Transcribe only the stretch of lines that opens with the line containing "Convert this document image to plain text." and closes with the last line of the listing, skipping pictures.

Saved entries

****************************************

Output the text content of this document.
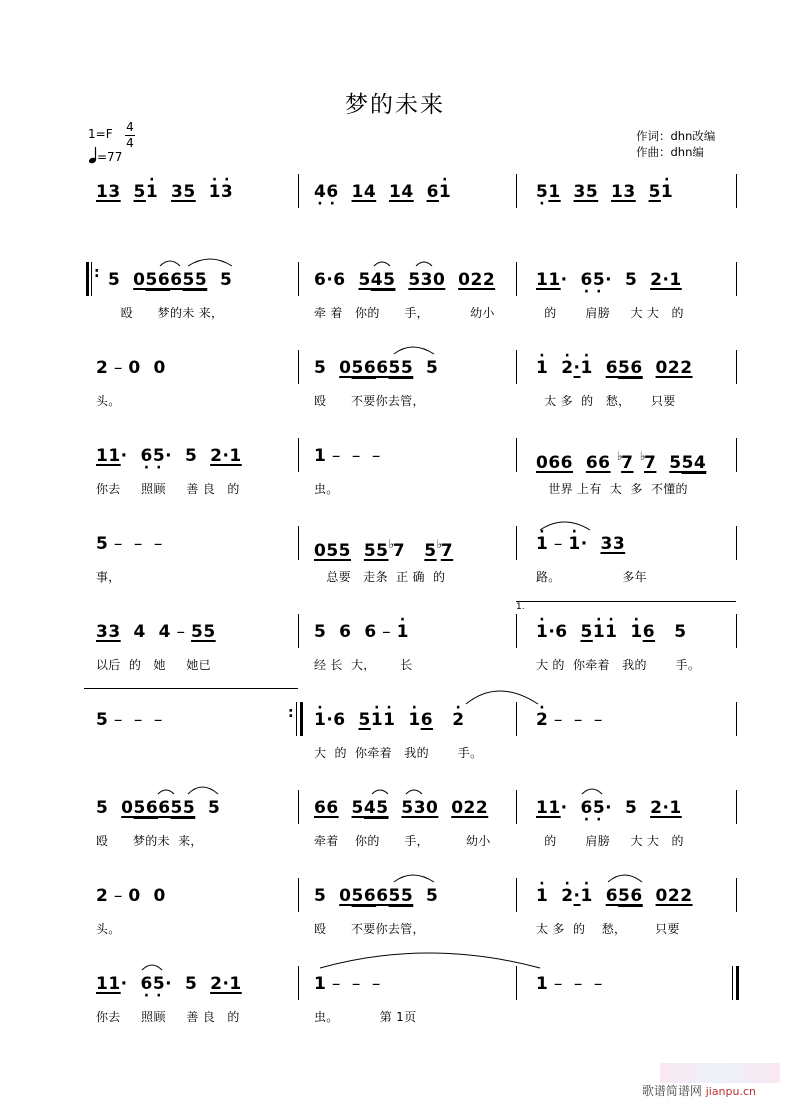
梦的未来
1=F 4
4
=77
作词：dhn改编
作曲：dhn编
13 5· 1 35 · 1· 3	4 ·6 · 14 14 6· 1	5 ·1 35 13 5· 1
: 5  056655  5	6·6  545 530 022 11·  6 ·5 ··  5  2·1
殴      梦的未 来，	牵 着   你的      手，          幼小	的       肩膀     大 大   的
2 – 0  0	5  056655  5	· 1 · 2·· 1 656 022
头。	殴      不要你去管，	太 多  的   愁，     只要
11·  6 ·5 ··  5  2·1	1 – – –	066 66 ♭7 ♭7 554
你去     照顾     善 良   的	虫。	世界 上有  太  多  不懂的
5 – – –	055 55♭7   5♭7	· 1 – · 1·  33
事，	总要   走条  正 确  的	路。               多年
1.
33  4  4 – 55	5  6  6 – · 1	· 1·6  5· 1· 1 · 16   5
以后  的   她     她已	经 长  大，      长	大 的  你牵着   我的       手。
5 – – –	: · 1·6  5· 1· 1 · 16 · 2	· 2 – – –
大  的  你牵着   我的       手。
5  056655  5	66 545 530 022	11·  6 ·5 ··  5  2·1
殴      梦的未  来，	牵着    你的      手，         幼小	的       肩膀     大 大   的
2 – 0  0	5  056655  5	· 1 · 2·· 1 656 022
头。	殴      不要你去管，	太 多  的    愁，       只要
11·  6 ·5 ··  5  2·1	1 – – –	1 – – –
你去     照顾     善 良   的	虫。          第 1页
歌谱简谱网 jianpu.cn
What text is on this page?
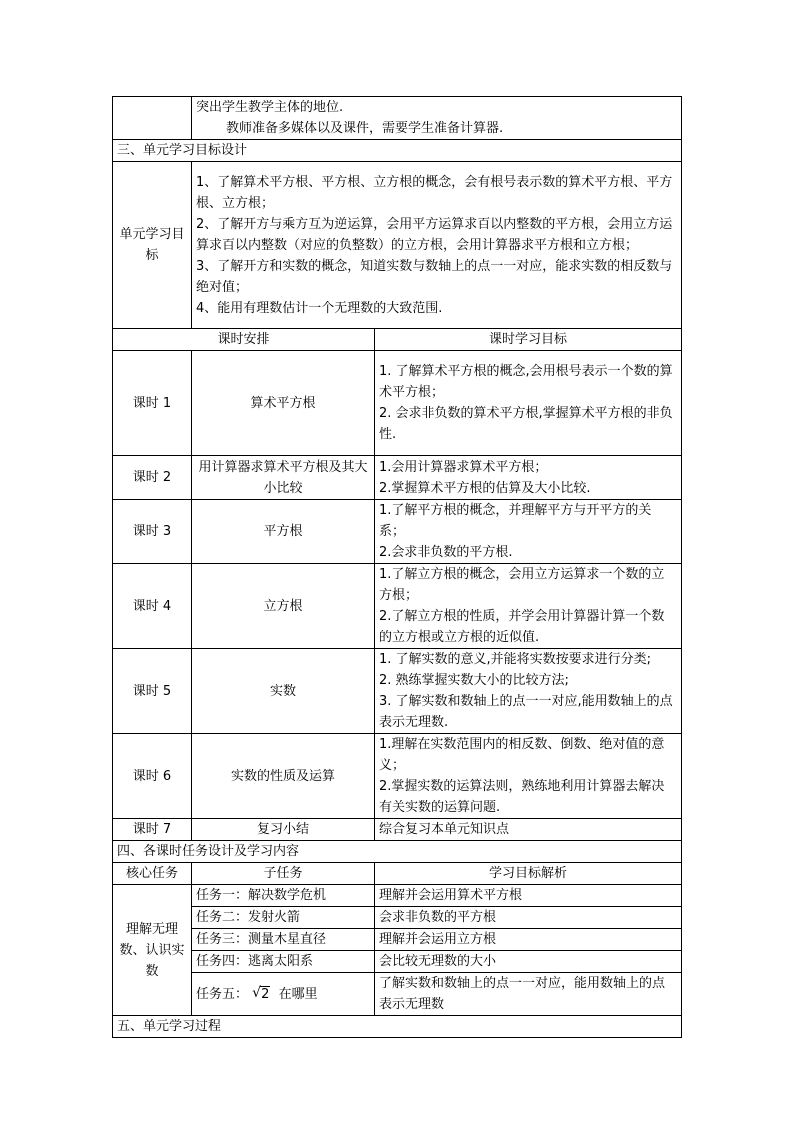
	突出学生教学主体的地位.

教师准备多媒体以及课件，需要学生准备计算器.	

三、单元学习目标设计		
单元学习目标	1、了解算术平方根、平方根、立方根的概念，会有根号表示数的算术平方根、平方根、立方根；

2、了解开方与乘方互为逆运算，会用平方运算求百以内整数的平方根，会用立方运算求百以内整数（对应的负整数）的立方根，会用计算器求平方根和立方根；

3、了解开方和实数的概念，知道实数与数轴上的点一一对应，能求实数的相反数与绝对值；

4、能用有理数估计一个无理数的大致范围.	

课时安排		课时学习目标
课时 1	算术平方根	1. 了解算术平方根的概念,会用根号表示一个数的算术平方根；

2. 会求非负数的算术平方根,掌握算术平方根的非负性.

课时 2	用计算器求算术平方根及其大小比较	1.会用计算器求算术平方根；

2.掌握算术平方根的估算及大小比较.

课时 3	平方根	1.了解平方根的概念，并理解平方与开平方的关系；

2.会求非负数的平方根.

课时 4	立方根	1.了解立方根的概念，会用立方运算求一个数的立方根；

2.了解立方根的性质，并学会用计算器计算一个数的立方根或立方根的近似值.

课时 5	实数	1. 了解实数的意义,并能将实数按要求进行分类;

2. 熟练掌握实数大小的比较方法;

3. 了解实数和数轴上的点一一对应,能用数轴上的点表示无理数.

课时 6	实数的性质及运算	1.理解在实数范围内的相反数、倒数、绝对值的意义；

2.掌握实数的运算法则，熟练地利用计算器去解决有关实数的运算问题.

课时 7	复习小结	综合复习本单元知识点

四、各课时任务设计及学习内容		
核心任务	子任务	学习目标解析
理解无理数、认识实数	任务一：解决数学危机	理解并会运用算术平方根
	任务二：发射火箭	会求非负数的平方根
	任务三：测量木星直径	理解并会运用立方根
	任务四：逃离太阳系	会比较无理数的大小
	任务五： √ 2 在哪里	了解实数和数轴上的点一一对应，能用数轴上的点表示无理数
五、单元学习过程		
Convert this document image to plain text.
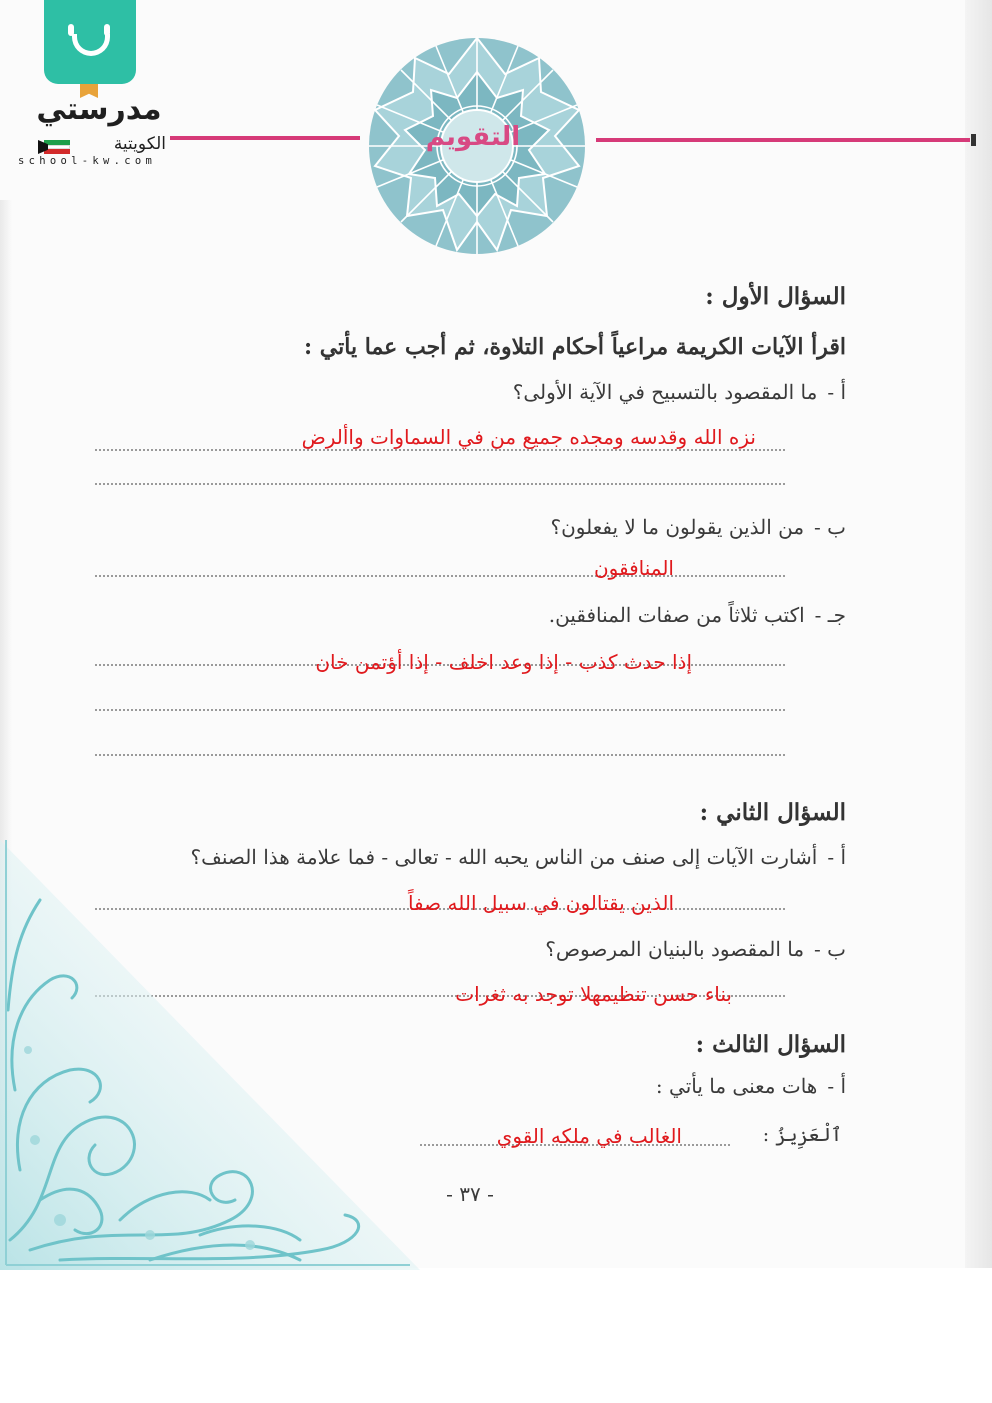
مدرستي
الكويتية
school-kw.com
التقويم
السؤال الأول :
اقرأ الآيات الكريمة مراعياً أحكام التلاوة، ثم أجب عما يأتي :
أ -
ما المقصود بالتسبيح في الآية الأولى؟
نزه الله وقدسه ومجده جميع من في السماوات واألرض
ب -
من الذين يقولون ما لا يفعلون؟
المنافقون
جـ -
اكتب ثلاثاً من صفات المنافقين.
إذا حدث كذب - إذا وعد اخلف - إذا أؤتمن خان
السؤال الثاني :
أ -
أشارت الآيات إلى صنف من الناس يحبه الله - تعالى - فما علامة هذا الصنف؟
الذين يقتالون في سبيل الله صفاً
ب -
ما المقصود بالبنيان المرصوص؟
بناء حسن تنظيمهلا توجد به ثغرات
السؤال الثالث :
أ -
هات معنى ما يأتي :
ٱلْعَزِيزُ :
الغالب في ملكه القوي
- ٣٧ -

****************************************

**Answer to the problem**
Convert this document image to plain text.
مدرستي
الكويتية
school-kw.com
التقويم
السؤال الأول :
اقرأ الآيات الكريمة مراعياً أحكام التلاوة، ثم أجب عما يأتي :
أ -
ما المقصود بالتسبيح في الآية الأولى؟
نزه الله وقدسه ومجده جميع من في السماوات واألرض
ب -
من الذين يقولون ما لا يفعلون؟
المنافقون
جـ -
اكتب ثلاثاً من صفات المنافقين.
إذا حدث كذب - إذا وعد اخلف - إذا أؤتمن خان
السؤال الثاني :
أ -
أشارت الآيات إلى صنف من الناس يحبه الله - تعالى - فما علامة هذا الصنف؟
الذين يقتالون في سبيل الله صفاً
ب -
ما المقصود بالبنيان المرصوص؟
بناء حسن تنظيمهلا توجد به ثغرات
السؤال الثالث :
أ -
هات معنى ما يأتي :
ٱلْعَزِيزُ :
الغالب في ملكه القوي
- ٣٧ -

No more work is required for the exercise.